▸ SOURCE DATA:
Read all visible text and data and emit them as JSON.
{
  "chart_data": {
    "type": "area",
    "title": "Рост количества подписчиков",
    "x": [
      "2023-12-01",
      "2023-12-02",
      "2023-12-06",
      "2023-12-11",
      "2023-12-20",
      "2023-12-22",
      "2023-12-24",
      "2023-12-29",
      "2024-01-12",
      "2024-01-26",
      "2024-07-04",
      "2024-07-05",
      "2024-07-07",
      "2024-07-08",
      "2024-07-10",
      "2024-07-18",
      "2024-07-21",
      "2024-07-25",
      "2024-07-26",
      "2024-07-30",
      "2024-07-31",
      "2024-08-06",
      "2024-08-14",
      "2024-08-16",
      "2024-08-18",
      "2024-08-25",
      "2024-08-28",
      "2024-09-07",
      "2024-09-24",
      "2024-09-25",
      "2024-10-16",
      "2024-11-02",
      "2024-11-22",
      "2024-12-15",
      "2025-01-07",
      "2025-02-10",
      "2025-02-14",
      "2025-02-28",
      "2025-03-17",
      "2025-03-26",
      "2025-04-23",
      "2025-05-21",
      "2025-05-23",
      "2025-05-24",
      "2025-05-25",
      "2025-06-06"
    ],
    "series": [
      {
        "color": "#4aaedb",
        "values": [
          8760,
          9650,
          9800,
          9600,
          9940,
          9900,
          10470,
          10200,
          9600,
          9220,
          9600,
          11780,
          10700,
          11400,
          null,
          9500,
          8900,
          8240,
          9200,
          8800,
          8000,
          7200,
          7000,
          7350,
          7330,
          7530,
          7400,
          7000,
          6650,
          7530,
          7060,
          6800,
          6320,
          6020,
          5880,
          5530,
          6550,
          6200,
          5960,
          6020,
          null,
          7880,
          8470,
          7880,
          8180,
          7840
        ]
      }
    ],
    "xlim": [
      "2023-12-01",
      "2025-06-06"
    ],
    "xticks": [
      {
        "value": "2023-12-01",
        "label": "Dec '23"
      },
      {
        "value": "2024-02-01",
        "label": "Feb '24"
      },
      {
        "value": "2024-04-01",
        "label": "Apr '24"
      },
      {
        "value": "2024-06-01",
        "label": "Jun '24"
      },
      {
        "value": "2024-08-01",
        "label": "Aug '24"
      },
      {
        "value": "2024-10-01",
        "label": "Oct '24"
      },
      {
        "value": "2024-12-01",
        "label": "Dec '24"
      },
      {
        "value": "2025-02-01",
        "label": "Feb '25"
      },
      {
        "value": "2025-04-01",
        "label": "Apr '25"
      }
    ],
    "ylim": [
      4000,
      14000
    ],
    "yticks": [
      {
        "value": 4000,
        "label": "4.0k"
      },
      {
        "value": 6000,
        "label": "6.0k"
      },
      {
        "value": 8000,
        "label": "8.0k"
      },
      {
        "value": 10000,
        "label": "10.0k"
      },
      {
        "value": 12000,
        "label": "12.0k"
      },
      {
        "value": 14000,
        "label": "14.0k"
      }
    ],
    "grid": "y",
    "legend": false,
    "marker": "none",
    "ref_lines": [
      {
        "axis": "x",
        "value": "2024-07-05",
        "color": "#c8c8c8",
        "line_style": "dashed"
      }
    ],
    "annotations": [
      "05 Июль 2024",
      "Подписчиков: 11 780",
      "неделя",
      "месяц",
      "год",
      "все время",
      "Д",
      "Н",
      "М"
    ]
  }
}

▸ DESCRIPTION OF THE TASK: Return each entry from the material above exactly as it appears.

▸ REPLY:
Read all visible text and data and emit them as JSON.
{
  "chart_data": {
    "type": "area",
    "title": "Рост количества подписчиков",
    "x": [
      "2023-12-01",
      "2023-12-02",
      "2023-12-06",
      "2023-12-11",
      "2023-12-20",
      "2023-12-22",
      "2023-12-24",
      "2023-12-29",
      "2024-01-12",
      "2024-01-26",
      "2024-07-04",
      "2024-07-05",
      "2024-07-07",
      "2024-07-08",
      "2024-07-10",
      "2024-07-18",
      "2024-07-21",
      "2024-07-25",
      "2024-07-26",
      "2024-07-30",
      "2024-07-31",
      "2024-08-06",
      "2024-08-14",
      "2024-08-16",
      "2024-08-18",
      "2024-08-25",
      "2024-08-28",
      "2024-09-07",
      "2024-09-24",
      "2024-09-25",
      "2024-10-16",
      "2024-11-02",
      "2024-11-22",
      "2024-12-15",
      "2025-01-07",
      "2025-02-10",
      "2025-02-14",
      "2025-02-28",
      "2025-03-17",
      "2025-03-26",
      "2025-04-23",
      "2025-05-21",
      "2025-05-23",
      "2025-05-24",
      "2025-05-25",
      "2025-06-06"
    ],
    "series": [
      {
        "color": "#4aaedb",
        "values": [
          8760,
          9650,
          9800,
          9600,
          9940,
          9900,
          10470,
          10200,
          9600,
          9220,
          9600,
          11780,
          10700,
          11400,
          null,
          9500,
          8900,
          8240,
          9200,
          8800,
          8000,
          7200,
          7000,
          7350,
          7330,
          7530,
          7400,
          7000,
          6650,
          7530,
          7060,
          6800,
          6320,
          6020,
          5880,
          5530,
          6550,
          6200,
          5960,
          6020,
          null,
          7880,
          8470,
          7880,
          8180,
          7840
        ]
      }
    ],
    "xlim": [
      "2023-12-01",
      "2025-06-06"
    ],
    "xticks": [
      {
        "value": "2023-12-01",
        "label": "Dec '23"
      },
      {
        "value": "2024-02-01",
        "label": "Feb '24"
      },
      {
        "value": "2024-04-01",
        "label": "Apr '24"
      },
      {
        "value": "2024-06-01",
        "label": "Jun '24"
      },
      {
        "value": "2024-08-01",
        "label": "Aug '24"
      },
      {
        "value": "2024-10-01",
        "label": "Oct '24"
      },
      {
        "value": "2024-12-01",
        "label": "Dec '24"
      },
      {
        "value": "2025-02-01",
        "label": "Feb '25"
      },
      {
        "value": "2025-04-01",
        "label": "Apr '25"
      }
    ],
    "ylim": [
      4000,
      14000
    ],
    "yticks": [
      {
        "value": 4000,
        "label": "4.0k"
      },
      {
        "value": 6000,
        "label": "6.0k"
      },
      {
        "value": 8000,
        "label": "8.0k"
      },
      {
        "value": 10000,
        "label": "10.0k"
      },
      {
        "value": 12000,
        "label": "12.0k"
      },
      {
        "value": 14000,
        "label": "14.0k"
      }
    ],
    "grid": "y",
    "legend": false,
    "marker": "none",
    "ref_lines": [
      {
        "axis": "x",
        "value": "2024-07-05",
        "color": "#c8c8c8",
        "line_style": "dashed"
      }
    ],
    "annotations": [
      "05 Июль 2024",
      "Подписчиков: 11 780",
      "неделя",
      "месяц",
      "год",
      "все время",
      "Д",
      "Н",
      "М"
    ]
  }
}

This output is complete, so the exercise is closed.